Supplied material -
* * * * * * * * *

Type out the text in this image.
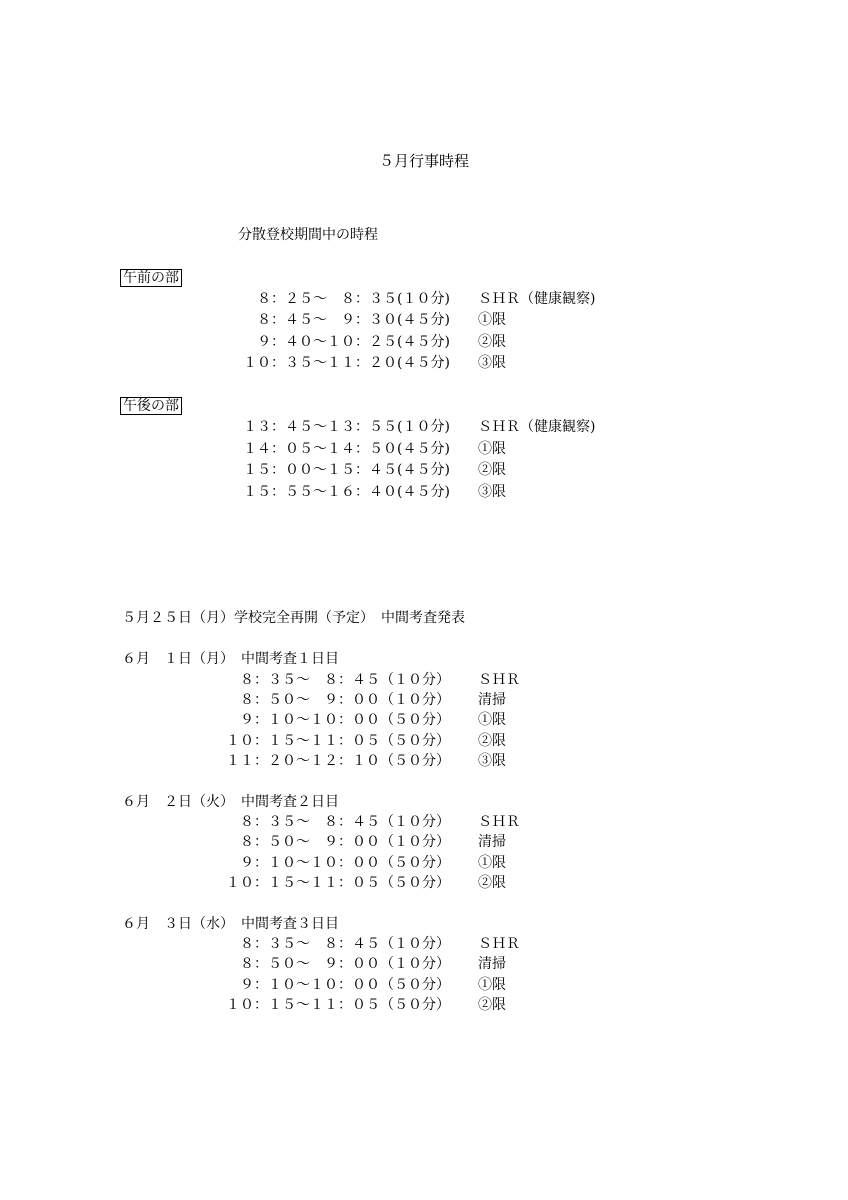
５月行事時程
分散登校期間中の時程
午前の部
８：２５～　８：３５(１０分) ＳＨＲ（健康観察)
８：４５～　９：３０(４５分) ①限
９：４０～１０：２５(４５分) ②限
１０：３５～１１：２０(４５分) ③限
午後の部
１３：４５～１３：５５(１０分) ＳＨＲ（健康観察)
１４：０５～１４：５０(４５分) ①限
１５：００～１５：４５(４５分) ②限
１５：５５～１６：４０(４５分) ③限
５月２５日（月）学校完全再開（予定）　中間考査発表
６月　１日（月）　中間考査１日目
８：３５～　８：４５（１０分） ＳＨＲ
８：５０～　９：００（１０分） 清掃
９：１０～１０：００（５０分） ①限
１０：１５～１１：０５（５０分） ②限
１１：２０～１２：１０（５０分） ③限
６月　２日（火）　中間考査２日目
８：３５～　８：４５（１０分） ＳＨＲ
８：５０～　９：００（１０分） 清掃
９：１０～１０：００（５０分） ①限
１０：１５～１１：０５（５０分） ②限
６月　３日（水）　中間考査３日目
８：３５～　８：４５（１０分） ＳＨＲ
８：５０～　９：００（１０分） 清掃
９：１０～１０：００（５０分） ①限
１０：１５～１１：０５（５０分） ②限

* * * * * * * * *

What is expected -
Lines holding the word "健康観察" in the entries above are the ones to pull out. Copy them all.

Response to the task -
８：２５～　８：３５(１０分) ＳＨＲ（健康観察)
１３：４５～１３：５５(１０分) ＳＨＲ（健康観察)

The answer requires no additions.